# [THE REQUEST]
Copy every line in the records below that contains the word "Stabilitätsprogramm".

# [DATA IN THIS EXERCISE]
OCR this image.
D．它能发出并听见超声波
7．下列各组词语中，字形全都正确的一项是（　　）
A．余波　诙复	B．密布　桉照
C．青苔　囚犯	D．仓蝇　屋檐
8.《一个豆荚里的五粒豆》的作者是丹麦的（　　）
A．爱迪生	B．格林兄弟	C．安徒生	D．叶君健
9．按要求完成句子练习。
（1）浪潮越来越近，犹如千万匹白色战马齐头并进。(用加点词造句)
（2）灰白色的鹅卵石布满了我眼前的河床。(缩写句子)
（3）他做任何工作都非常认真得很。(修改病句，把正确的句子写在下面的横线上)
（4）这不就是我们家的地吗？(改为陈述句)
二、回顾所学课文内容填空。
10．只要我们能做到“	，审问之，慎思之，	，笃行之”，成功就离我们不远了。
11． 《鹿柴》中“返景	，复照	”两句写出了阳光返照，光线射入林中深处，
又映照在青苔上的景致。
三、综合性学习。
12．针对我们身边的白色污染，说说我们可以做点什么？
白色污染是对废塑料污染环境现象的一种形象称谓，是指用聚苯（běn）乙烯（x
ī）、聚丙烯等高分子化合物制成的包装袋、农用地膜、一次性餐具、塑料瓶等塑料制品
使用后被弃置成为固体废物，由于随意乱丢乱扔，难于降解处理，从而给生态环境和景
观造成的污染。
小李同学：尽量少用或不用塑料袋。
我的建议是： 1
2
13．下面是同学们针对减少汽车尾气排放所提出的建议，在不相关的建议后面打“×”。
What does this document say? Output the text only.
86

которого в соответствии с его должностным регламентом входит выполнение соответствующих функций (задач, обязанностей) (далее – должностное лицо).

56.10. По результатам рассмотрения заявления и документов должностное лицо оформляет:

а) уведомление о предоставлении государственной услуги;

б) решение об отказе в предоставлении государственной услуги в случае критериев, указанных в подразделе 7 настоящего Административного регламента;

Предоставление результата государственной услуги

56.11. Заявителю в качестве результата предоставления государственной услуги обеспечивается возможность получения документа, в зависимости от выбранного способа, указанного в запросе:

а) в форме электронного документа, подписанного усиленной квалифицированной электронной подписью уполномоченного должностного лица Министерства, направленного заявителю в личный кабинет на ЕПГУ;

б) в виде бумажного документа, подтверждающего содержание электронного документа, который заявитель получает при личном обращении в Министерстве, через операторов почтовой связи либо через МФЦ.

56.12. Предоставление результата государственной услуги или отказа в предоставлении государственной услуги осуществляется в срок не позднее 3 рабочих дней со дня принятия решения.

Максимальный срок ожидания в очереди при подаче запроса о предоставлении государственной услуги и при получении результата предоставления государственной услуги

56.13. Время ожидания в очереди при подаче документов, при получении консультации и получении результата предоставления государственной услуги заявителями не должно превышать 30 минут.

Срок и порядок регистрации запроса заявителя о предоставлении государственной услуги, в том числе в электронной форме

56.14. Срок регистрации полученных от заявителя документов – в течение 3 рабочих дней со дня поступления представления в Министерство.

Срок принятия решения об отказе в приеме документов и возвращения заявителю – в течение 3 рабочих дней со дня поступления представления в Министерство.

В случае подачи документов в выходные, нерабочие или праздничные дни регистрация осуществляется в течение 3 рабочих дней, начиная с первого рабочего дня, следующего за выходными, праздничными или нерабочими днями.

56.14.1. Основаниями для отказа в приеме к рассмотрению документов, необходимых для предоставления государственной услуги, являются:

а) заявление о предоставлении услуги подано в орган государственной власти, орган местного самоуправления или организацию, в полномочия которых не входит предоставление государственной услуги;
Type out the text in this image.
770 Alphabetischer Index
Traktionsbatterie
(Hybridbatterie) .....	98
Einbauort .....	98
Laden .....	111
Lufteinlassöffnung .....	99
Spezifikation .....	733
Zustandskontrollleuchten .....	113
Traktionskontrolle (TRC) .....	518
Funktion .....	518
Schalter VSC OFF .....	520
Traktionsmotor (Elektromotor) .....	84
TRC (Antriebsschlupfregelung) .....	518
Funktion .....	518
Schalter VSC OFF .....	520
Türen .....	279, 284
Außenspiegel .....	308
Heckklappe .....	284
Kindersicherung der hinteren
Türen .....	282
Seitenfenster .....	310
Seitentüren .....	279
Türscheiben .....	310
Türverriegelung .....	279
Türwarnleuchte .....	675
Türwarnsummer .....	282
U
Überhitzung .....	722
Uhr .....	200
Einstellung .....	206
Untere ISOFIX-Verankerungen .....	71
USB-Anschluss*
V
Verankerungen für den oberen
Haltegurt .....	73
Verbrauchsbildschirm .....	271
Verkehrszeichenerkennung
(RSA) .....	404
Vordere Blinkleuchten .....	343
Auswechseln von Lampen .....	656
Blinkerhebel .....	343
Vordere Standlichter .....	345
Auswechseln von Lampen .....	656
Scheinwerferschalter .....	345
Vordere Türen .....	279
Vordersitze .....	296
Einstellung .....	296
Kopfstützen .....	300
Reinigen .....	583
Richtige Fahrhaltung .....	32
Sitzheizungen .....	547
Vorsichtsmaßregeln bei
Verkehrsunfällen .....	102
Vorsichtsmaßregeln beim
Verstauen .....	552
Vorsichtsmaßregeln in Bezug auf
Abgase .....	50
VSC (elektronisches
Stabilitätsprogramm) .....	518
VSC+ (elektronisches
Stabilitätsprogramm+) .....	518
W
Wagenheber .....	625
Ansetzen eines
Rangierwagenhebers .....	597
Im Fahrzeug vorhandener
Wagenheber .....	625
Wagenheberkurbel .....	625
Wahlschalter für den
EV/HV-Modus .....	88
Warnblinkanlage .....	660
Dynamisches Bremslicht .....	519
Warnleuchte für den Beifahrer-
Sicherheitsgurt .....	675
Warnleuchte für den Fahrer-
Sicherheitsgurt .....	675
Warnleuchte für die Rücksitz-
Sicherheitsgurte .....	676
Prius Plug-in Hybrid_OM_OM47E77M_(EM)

# [SOLUTION FOR THIS PROBLEM]
Stabilitätsprogramm) .....	518
Stabilitätsprogramm+) .....	518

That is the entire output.